### Artikel

SOFIFI, Malutline– Sherly Tjoanda Gubernur Provinsi Maluku, akhir-akhir ini sangat gencar dan bersemangat dalam memperjuangkan amanat Undang-undang pemekaran atas keinginan dan kebutuhan masyarakat Maluku Utara khusunya masyarakat kota Sofifi daratan oba kota Tidore Kepulauan yang menginginkan adanya Daerah Otonomi Baru (DOB) Kota Sofifi.

Namun amanat undang-undang terkait pemekaran Daerah otonom baru (DOB) Kota Sofifi ini membuat Wali Kota Tidore Kepulauan, Muhammad Sinen dan Husain Alting Syah yang juga Sultan Tidore juga terlihat ikut mempolopori para ASN di lingkup Pemerintah kota (Pemkot) Tidore untuk melakukan penolakan atas amanat undang-undang terkait status ibu kota provinsi Maluku Utara di kota Sofifi dengan dalih mempertahankan budaya dan nilai-nilai sejarah leluhur kesultanan Tidore.

Padahal sangat jelas pemekaran Daerah otonom baru (DOB) kota Sofifi sebagai ibu kota provinsi Maluku Utara adalah amanat undang-undang Pemekaran Provinsi Maluku Utara pada tahun 1999 Lebih tepatnya, berdasarkan Undang-Undang Nomor 46 Tahun 1999, Provinsi Maluku Utara resmi dibentuk dan menjadi provinsi tersendiri yang terpisah dari Provinsi Maluku, dan jika terbentuk DOB kota Sofifi terbentuk juga tidak menghilangkan nilai budaya dan sejarah kesultanan Tidore.

Sementara itu Gubernur Maluku Utara Sherly jhoanda Laos terus memperjuangkan Keinginan dan permintaan masyarakat Maluku Utara terkait DOB kota Sofifi sudah di sampaikan Gubernur Maluku Utara Sherly jhoanda kepada Presiden Prabowo Subianto, Menteri Dalam Negeri, dan DPR RI agar Sofifi segera dimekarkan menjadi kota madya sekaligus pusat pemerintahan baru provinsi Maluku utara karena “DOB Sofifi adalah keinginan kita semua jadi Saya sudah sampaikan langsung kepada Presiden, Menteri Dalam Negeri, dan DPR RI.

Menurut Sherly, saat ini Sofifi yang telah ditetapkan sebagai ibu kota provinsi sejak Perpres 1999, masih berstatus sebagai kelurahan. Kondisi ini dinilai tidak lagi sesuai dengan fungsi strategisnya sebagai pusat pemerintahan. ujar Sherly Laos kepada media di Kota Ternate, Rabu 17 Juli 2025.

Sementara itu Sultan Tidore ke-37, H. Husain Alting Sjah, pada saat kampanye politik dan Debat kadindat calon Gubernur Maluku Utara periode 204-2029 dirinya menyatakan mendukung DOB Sofifi dirinya juga mengakui saat itu dirinya mempertaruhkan diri untuk memperjuangkan DOB Sofifi sebagai ibu kota provinsi Maluku Utara di saat darurat sipil di bawah pimpinan Gubernur Maluku Utara Muhyi evedi.

######
### Data yang Ditampilkan

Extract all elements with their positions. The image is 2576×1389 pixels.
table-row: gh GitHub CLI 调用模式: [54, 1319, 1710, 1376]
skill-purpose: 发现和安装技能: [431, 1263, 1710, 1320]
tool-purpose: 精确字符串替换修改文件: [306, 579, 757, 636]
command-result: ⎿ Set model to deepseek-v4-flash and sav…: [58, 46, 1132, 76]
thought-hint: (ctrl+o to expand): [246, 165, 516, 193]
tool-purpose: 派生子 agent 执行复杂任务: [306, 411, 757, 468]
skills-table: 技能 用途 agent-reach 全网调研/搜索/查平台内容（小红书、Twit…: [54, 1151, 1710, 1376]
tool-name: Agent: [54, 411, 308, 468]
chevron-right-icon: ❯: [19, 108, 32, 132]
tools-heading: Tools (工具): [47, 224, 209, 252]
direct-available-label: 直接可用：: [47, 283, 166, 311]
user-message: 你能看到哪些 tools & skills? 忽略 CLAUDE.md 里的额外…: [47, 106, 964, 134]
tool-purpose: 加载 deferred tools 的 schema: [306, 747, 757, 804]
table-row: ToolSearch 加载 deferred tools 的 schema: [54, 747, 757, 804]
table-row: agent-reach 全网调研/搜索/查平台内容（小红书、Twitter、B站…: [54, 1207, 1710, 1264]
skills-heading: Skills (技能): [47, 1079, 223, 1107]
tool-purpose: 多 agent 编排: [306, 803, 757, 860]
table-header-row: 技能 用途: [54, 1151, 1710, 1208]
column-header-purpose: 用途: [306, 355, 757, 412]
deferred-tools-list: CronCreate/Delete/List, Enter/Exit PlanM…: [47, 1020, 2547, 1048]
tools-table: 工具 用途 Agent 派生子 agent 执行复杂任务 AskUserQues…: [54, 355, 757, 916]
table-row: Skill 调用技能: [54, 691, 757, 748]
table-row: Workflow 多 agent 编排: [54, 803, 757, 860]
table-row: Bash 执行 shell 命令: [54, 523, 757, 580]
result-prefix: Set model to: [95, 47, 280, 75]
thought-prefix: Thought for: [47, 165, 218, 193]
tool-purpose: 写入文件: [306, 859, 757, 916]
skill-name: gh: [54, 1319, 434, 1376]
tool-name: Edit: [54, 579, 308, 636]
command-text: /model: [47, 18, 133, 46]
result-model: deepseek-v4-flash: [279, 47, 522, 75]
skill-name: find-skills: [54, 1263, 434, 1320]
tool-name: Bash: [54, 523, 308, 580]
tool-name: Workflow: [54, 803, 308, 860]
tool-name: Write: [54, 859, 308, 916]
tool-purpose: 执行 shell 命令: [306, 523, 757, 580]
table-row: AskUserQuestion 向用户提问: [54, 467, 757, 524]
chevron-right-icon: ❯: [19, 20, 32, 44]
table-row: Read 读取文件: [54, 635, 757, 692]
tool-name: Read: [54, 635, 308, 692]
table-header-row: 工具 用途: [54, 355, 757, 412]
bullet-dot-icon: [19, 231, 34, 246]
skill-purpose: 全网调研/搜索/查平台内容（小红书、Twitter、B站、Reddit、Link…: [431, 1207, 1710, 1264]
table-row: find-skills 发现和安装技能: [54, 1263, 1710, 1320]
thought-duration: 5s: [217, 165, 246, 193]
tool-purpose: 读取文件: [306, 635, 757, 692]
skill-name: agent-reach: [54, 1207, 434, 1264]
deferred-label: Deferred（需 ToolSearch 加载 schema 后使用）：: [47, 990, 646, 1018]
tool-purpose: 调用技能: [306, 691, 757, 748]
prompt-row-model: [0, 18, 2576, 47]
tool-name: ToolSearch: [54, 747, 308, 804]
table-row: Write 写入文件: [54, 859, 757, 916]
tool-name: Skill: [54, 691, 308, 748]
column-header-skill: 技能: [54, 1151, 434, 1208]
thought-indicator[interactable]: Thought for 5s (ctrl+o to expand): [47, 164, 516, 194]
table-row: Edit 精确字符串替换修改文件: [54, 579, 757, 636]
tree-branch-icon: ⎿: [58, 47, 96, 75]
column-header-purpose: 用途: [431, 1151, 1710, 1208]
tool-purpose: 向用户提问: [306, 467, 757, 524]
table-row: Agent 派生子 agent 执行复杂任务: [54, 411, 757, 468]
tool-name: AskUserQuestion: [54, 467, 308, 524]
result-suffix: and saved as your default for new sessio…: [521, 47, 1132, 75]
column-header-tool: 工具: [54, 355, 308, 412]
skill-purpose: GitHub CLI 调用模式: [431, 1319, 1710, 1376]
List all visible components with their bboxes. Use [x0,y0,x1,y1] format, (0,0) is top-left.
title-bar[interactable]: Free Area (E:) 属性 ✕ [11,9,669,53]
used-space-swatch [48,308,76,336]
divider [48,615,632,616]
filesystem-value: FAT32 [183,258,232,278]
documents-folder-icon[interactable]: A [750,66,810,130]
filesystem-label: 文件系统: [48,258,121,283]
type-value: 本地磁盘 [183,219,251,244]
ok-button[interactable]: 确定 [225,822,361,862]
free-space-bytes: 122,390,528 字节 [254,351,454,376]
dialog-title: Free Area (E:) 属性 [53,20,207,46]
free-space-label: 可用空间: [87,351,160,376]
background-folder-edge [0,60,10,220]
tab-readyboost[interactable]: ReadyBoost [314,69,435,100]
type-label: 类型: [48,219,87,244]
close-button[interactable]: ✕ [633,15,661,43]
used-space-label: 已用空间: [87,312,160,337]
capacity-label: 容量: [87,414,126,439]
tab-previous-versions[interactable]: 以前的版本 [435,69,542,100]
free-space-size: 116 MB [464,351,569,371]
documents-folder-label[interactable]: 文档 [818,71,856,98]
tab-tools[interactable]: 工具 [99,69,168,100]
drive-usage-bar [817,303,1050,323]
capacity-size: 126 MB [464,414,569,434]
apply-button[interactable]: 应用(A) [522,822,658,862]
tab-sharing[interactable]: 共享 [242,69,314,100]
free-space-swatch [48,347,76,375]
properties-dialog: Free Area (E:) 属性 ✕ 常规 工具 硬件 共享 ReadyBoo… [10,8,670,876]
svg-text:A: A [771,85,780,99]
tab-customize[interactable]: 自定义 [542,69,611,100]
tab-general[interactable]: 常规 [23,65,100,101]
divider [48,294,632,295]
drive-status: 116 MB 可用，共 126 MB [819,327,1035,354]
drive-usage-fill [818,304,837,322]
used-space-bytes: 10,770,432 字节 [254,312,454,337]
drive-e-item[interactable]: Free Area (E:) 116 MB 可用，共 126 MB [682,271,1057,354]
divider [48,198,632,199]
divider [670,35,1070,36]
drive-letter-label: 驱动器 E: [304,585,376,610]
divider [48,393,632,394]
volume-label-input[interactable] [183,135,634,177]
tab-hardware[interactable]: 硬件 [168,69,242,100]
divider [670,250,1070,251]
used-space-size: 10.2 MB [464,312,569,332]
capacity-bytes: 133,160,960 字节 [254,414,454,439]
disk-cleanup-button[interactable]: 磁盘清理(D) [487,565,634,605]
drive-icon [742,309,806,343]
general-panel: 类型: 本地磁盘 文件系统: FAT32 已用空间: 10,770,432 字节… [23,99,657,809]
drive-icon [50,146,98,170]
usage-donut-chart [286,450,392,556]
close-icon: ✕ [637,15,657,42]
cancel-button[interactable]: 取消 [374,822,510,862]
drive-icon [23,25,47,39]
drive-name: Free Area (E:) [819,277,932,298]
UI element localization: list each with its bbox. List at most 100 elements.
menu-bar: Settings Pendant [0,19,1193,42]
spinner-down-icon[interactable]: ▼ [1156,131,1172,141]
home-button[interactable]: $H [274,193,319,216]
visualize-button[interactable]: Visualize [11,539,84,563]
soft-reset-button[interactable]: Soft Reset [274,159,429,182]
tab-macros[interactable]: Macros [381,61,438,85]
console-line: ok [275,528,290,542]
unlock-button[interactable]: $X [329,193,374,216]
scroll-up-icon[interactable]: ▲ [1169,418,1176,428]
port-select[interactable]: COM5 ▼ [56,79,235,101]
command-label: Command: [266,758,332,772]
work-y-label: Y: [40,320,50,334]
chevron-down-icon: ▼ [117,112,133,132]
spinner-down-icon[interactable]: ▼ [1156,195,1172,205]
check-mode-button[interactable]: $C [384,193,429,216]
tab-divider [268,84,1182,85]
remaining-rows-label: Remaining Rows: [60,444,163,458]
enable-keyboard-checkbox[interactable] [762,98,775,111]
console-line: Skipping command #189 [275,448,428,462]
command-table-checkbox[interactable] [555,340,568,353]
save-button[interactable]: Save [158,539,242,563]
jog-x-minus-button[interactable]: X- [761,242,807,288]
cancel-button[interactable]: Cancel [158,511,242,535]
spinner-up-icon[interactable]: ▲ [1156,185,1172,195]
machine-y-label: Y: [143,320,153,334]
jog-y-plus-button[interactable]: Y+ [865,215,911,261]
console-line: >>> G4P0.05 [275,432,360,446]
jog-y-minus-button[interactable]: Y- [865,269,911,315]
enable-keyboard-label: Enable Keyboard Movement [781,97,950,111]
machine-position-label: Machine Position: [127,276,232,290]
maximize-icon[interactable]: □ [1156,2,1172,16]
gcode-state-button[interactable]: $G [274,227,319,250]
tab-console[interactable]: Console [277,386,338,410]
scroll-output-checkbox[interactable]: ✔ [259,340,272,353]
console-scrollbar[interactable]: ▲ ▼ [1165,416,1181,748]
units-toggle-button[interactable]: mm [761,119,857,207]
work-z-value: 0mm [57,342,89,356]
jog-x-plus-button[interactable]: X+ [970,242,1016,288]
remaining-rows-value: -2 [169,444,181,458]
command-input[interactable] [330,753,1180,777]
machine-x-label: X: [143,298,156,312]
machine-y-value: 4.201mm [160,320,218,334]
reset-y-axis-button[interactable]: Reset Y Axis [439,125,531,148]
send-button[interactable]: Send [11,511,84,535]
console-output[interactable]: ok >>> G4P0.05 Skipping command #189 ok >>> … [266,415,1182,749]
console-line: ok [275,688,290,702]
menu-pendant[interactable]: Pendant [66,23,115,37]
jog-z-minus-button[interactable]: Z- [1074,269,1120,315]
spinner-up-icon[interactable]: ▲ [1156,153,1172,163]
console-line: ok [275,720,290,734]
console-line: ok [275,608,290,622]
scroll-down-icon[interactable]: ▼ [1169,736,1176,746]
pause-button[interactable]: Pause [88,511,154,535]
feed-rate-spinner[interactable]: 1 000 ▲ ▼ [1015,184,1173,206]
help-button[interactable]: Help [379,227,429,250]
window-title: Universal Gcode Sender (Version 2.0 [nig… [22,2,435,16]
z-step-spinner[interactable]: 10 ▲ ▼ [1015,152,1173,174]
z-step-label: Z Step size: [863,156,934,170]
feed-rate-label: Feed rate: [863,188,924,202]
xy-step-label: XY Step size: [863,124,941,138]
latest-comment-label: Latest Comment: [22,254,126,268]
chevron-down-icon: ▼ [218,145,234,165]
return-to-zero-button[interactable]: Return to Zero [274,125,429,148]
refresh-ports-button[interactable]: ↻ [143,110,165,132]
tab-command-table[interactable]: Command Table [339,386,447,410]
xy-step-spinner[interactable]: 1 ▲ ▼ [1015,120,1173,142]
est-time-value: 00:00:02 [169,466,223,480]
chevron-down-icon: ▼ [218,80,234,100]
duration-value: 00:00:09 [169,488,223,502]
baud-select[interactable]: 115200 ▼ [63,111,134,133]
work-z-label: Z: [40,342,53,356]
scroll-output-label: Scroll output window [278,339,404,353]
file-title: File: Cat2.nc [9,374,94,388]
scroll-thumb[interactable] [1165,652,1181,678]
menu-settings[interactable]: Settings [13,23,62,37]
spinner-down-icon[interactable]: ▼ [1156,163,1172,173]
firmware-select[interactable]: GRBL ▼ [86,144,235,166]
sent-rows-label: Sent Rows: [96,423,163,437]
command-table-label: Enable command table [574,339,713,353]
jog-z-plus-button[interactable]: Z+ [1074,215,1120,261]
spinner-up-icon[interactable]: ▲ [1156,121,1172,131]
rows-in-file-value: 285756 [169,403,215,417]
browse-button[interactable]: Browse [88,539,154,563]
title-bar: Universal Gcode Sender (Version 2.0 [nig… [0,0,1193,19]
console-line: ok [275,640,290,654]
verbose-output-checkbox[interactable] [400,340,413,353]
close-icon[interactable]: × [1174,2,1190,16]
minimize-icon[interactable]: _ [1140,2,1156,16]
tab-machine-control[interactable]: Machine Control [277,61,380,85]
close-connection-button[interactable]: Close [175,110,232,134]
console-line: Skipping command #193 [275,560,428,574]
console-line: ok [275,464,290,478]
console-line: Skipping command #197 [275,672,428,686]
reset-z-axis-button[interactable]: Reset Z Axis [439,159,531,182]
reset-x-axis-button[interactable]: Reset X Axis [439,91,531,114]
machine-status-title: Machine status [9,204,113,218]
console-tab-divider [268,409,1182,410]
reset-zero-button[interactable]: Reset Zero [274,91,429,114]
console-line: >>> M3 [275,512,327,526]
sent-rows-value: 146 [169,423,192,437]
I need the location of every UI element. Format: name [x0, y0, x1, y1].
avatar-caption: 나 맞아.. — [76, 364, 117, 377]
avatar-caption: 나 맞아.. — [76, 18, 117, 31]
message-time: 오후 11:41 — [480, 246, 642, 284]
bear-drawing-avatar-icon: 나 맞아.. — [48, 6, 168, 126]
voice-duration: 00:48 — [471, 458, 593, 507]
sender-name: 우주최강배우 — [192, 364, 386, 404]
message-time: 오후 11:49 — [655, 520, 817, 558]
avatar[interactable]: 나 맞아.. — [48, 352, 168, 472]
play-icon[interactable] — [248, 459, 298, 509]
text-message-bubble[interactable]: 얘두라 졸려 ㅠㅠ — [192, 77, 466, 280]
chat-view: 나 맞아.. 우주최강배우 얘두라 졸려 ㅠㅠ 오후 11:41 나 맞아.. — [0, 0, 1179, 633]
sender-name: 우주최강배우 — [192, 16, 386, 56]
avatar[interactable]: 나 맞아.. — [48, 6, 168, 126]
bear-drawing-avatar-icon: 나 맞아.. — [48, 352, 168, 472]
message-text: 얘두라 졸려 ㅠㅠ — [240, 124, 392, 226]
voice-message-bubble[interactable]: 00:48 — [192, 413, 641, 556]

######

> **Tugas yang Diminta**:
1. Menurut artikel, berdasarkan undang-undang nomor berapa Provinsi Maluku Utara resmi dibentuk?
2. Ketik ulang secara tepat bagian artikel mulai dari "Sementara itu Gubernur" hingga "dan DPR RI.", termasuk kedua bagian tersebut.
Catatan-catatan di atas merupakan bahan yang terpisah dari artikel.

> **Jawaban Tiap Tugas**:
1. Undang-Undang Nomor 46 Tahun 1999.

2.
Sementara itu Gubernur Maluku Utara Sherly jhoanda Laos terus memperjuangkan Keinginan dan permintaan masyarakat Maluku Utara terkait DOB kota Sofifi sudah di sampaikan Gubernur Maluku Utara Sherly jhoanda kepada Presiden Prabowo Subianto, Menteri Dalam Negeri, dan DPR RI agar Sofifi segera dimekarkan menjadi kota madya sekaligus pusat pemerintahan baru provinsi Maluku utara karena “DOB Sofifi adalah keinginan kita semua jadi Saya sudah sampaikan langsung kepada Presiden, Menteri Dalam Negeri, dan DPR RI.